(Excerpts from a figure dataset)
----------
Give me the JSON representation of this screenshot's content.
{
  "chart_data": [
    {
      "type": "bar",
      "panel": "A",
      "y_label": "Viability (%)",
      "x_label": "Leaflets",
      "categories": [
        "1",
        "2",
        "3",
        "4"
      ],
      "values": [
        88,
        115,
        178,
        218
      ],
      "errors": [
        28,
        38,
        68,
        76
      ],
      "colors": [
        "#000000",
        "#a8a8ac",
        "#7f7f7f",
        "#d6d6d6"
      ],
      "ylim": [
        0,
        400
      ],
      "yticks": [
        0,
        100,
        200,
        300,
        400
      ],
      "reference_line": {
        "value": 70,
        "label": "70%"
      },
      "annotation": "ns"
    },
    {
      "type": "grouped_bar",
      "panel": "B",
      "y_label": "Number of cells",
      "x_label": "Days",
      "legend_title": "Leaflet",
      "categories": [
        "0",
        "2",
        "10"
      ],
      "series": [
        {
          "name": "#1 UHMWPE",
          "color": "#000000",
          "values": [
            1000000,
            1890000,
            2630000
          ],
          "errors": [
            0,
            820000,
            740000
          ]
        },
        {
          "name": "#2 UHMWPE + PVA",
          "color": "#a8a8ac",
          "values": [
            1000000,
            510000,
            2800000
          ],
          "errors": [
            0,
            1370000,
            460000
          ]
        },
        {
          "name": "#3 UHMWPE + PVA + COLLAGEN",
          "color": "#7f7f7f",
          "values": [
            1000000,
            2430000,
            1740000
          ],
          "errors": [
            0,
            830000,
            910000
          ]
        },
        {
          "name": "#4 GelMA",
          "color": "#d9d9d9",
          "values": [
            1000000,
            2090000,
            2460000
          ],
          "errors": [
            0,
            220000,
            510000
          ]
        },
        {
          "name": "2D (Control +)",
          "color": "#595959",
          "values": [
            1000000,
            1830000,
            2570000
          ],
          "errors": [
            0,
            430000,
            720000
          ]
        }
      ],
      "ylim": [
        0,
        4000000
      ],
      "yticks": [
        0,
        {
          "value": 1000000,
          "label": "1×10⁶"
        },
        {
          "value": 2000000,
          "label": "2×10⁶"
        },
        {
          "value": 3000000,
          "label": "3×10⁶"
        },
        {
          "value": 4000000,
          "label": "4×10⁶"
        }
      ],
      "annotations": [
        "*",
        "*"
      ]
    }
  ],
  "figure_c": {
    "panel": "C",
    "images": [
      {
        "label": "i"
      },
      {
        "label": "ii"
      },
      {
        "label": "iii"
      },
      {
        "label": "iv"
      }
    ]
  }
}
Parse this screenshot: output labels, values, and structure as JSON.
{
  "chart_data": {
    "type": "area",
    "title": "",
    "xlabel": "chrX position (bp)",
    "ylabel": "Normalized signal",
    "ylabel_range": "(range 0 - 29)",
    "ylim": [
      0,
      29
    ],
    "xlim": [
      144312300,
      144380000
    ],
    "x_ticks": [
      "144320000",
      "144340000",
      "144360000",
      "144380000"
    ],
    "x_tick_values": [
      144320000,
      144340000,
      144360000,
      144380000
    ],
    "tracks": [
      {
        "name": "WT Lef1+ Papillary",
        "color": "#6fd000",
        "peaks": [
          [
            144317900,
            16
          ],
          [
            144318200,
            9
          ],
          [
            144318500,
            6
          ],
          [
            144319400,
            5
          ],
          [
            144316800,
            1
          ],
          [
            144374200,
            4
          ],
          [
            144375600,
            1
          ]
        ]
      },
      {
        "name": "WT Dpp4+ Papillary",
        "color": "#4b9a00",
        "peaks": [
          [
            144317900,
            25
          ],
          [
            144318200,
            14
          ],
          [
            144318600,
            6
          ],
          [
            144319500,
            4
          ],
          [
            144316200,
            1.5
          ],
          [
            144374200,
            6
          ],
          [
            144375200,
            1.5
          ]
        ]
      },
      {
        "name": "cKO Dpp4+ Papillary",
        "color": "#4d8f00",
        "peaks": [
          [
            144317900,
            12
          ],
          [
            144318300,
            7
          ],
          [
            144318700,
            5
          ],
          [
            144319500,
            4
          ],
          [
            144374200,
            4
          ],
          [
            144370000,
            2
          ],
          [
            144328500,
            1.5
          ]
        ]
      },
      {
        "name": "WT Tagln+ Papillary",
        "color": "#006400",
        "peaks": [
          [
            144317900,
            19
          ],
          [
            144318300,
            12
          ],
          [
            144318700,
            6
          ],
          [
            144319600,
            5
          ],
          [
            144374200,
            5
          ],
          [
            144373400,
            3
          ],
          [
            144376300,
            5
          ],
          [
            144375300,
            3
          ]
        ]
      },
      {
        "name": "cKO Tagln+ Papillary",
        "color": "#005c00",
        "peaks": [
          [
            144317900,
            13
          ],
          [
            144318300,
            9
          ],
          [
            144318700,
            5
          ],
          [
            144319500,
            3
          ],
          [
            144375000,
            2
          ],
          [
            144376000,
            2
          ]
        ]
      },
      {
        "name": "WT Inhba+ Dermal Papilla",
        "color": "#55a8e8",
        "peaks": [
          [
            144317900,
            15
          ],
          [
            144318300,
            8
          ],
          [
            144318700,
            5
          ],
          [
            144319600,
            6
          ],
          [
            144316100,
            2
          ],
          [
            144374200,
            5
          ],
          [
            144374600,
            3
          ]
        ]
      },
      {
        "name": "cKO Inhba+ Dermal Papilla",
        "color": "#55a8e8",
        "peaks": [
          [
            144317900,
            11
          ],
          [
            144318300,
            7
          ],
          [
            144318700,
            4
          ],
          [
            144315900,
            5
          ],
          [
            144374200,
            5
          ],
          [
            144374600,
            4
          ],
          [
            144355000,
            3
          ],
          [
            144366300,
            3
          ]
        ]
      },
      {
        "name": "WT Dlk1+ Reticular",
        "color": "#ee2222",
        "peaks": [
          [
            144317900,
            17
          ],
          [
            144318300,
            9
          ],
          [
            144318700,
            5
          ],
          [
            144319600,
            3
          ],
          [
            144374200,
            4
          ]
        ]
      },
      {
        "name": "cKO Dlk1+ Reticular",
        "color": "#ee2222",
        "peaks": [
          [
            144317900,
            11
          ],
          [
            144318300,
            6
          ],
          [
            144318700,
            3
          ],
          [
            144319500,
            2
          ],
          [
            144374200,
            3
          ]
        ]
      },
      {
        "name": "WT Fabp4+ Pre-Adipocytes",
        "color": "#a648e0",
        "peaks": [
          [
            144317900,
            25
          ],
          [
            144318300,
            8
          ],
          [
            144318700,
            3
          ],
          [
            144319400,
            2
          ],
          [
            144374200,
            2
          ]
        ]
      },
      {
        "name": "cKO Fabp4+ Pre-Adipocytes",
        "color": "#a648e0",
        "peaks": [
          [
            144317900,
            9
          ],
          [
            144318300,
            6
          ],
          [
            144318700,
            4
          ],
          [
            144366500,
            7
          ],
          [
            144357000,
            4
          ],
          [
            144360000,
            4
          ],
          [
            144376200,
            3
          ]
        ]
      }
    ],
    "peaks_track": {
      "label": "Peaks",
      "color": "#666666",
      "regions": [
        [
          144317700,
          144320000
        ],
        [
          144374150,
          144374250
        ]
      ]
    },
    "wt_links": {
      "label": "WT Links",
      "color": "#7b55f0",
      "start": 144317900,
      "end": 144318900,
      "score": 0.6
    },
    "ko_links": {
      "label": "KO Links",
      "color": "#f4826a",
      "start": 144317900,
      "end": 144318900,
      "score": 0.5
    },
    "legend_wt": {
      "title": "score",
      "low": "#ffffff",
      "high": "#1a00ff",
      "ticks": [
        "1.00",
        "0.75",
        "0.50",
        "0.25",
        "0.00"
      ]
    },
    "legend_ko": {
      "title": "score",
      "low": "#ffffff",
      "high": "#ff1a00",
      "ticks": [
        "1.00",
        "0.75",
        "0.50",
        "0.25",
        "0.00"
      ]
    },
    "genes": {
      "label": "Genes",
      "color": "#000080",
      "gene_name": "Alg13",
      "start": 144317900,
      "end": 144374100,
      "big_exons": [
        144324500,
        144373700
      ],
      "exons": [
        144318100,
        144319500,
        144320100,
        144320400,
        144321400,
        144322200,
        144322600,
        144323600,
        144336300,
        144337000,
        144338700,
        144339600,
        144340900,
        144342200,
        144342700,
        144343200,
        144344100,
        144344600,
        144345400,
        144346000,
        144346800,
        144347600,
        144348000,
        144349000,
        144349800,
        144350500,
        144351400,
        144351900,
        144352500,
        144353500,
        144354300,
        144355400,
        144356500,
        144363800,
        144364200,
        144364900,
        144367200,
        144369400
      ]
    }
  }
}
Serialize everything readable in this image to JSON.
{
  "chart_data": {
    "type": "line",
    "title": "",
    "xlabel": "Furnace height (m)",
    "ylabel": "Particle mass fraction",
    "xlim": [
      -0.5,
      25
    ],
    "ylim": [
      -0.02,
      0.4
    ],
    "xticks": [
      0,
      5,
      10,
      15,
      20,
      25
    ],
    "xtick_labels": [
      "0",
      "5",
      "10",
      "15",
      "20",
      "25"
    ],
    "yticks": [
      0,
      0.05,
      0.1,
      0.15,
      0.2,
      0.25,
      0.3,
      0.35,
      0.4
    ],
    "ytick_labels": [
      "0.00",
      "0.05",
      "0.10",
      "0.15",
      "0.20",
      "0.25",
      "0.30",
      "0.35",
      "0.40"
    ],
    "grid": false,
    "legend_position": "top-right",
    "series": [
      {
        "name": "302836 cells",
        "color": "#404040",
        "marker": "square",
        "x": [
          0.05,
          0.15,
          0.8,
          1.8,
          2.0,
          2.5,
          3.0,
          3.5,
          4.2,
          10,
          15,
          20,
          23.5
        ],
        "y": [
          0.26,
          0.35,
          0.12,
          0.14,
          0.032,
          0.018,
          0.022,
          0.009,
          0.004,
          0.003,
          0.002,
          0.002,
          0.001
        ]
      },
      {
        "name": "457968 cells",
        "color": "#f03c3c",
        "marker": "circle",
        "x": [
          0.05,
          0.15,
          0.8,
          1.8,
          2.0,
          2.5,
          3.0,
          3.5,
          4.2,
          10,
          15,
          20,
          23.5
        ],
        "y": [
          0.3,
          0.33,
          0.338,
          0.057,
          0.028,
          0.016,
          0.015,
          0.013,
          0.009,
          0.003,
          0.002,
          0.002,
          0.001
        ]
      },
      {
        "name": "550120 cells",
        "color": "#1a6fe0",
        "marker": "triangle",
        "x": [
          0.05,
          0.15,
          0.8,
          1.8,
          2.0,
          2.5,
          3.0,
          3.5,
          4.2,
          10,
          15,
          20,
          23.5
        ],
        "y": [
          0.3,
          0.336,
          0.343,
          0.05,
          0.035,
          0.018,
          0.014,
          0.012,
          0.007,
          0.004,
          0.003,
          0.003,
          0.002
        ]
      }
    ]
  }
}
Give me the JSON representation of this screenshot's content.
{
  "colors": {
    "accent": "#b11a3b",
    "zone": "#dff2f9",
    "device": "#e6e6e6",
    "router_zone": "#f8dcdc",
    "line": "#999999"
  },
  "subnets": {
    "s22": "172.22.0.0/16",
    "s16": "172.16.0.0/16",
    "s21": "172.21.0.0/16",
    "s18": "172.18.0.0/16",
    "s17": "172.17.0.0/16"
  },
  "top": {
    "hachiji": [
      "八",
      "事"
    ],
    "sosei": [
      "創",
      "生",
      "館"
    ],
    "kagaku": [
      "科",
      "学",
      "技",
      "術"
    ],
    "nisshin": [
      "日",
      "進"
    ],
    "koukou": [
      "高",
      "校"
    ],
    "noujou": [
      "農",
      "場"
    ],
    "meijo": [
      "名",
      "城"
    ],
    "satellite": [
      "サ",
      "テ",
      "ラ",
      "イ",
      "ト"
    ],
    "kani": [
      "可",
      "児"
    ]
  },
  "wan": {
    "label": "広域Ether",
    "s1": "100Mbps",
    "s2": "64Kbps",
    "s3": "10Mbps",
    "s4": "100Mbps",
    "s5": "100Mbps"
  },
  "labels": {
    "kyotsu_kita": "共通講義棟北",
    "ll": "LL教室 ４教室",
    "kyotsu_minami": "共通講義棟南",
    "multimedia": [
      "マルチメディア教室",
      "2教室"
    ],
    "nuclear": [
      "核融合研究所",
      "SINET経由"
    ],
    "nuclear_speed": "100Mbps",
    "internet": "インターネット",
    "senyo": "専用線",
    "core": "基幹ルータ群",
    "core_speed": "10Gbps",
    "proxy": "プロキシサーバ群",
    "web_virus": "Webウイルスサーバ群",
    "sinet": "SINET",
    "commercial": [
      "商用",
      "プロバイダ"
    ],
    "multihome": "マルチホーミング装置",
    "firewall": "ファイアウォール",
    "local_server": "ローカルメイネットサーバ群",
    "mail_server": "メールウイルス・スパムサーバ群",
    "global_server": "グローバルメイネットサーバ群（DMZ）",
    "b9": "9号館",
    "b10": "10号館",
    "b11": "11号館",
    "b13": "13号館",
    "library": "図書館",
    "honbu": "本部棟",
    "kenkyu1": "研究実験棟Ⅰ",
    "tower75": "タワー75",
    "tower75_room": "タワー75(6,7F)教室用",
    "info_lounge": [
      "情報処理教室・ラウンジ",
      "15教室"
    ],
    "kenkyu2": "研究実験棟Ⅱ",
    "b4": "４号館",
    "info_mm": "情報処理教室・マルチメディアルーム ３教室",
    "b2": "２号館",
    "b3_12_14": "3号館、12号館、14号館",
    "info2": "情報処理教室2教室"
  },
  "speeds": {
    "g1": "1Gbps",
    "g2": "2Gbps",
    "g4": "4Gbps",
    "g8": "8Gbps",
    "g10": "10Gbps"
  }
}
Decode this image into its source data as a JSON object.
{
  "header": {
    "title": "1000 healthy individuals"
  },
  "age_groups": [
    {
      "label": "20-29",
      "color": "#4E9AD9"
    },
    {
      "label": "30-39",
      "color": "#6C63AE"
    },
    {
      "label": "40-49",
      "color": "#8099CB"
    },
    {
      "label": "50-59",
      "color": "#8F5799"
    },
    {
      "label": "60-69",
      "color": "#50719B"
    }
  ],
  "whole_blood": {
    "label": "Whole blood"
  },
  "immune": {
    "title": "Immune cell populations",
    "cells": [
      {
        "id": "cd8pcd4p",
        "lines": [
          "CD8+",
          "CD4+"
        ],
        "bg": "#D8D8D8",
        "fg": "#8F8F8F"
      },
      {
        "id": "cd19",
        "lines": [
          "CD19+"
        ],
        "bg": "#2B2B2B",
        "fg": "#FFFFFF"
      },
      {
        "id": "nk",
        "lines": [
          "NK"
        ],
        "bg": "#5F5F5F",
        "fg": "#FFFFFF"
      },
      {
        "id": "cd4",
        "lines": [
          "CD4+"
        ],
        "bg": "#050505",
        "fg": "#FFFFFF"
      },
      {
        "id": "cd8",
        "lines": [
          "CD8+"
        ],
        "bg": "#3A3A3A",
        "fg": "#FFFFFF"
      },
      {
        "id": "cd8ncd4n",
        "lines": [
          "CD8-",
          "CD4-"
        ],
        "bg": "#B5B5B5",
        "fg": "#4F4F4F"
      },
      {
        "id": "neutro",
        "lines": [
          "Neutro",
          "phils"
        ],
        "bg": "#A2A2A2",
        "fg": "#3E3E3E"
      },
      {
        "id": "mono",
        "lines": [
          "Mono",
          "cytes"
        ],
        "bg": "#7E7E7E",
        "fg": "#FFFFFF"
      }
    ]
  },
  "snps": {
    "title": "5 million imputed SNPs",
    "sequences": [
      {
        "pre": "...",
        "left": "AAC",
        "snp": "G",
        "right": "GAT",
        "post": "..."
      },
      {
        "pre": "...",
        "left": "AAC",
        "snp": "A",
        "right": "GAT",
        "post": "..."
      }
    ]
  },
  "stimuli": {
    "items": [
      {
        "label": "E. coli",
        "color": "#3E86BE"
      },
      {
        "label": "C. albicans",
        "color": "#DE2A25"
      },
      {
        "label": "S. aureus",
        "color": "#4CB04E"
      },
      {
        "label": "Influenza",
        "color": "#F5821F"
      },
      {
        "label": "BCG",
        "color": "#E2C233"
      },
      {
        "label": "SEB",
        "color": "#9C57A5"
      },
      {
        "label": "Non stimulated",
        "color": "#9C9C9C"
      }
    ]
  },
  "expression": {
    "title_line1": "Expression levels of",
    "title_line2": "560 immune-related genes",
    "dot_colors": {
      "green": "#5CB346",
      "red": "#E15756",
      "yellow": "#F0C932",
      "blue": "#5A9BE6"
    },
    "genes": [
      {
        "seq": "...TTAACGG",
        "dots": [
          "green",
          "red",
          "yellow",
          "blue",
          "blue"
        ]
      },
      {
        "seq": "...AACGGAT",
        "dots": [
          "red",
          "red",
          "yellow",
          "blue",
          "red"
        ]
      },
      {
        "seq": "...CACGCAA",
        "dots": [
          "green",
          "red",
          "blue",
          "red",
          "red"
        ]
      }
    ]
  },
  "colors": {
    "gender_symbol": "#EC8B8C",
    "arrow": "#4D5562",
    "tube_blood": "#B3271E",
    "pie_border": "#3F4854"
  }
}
----------
#### [Work task]
If a line of the records includes the string "Dermal", copy it out.

#### [Completed exercise]
        "name": "WT Inhba+ Dermal Papilla",
        "name": "cKO Inhba+ Dermal Papilla",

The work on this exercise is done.